[Data entries]

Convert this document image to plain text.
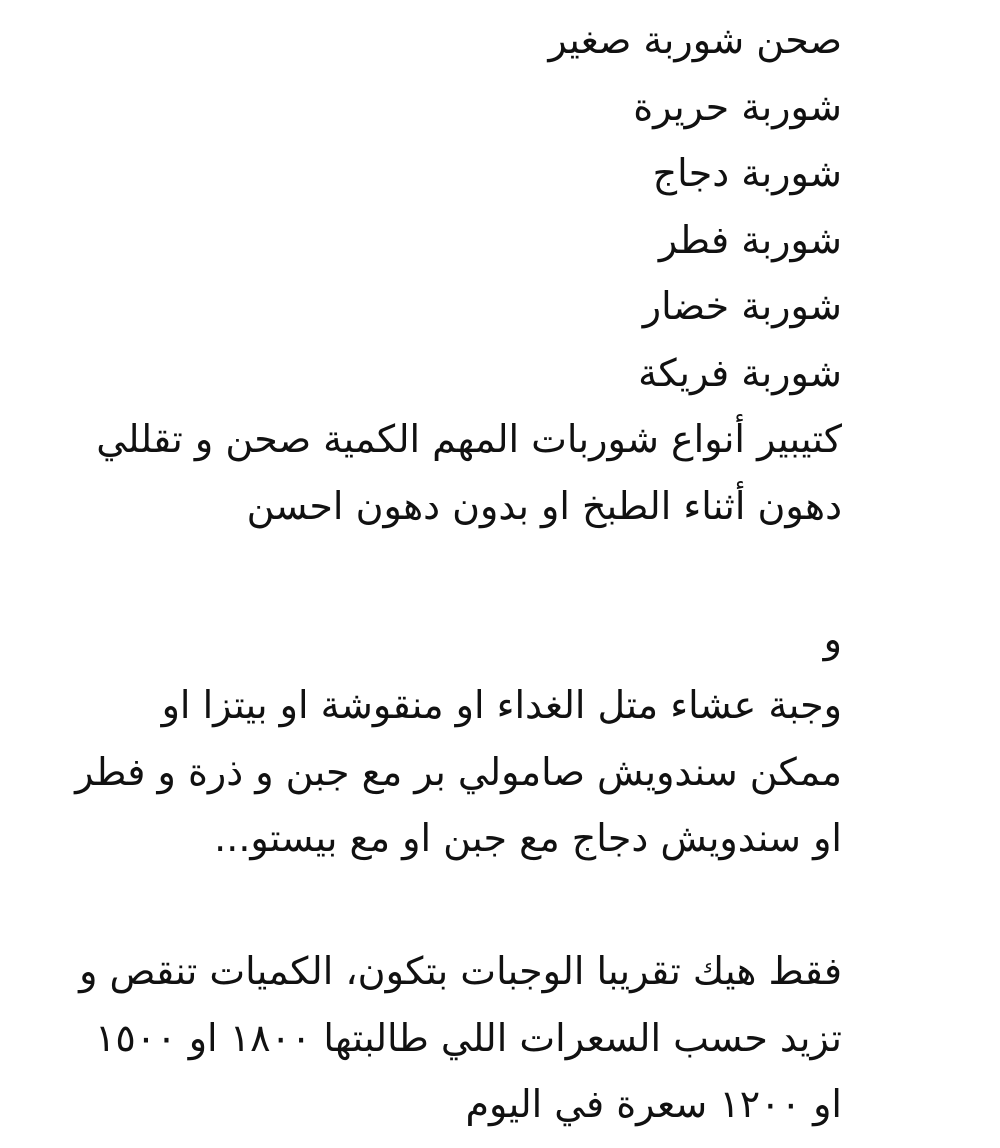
صحن شوربة صغير
شوربة حريرة
شوربة دجاج
شوربة فطر
شوربة خضار
شوربة فريكة
كتيبير أنواع شوربات المهم الكمية صحن و تقللي دهون أثناء الطبخ او بدون دهون احسن
و
وجبة عشاء متل الغداء او منقوشة او بيتزا او ممكن سندويش صامولي بر مع جبن و ذرة و فطر او سندويش دجاج مع جبن او مع بيستو...
فقط هيك تقريبا الوجبات بتكون، الكميات تنقص و تزيد حسب السعرات اللي طالبتها ١٨٠٠ او ١٥٠٠ او ١٢٠٠ سعرة في اليوم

[What you should do]:
In the entries above, find each line with the string "شوربة" and copy it.

[Solution for this exercise]:
صحن شوربة صغير
شوربة حريرة
شوربة دجاج
شوربة فطر
شوربة خضار
شوربة فريكة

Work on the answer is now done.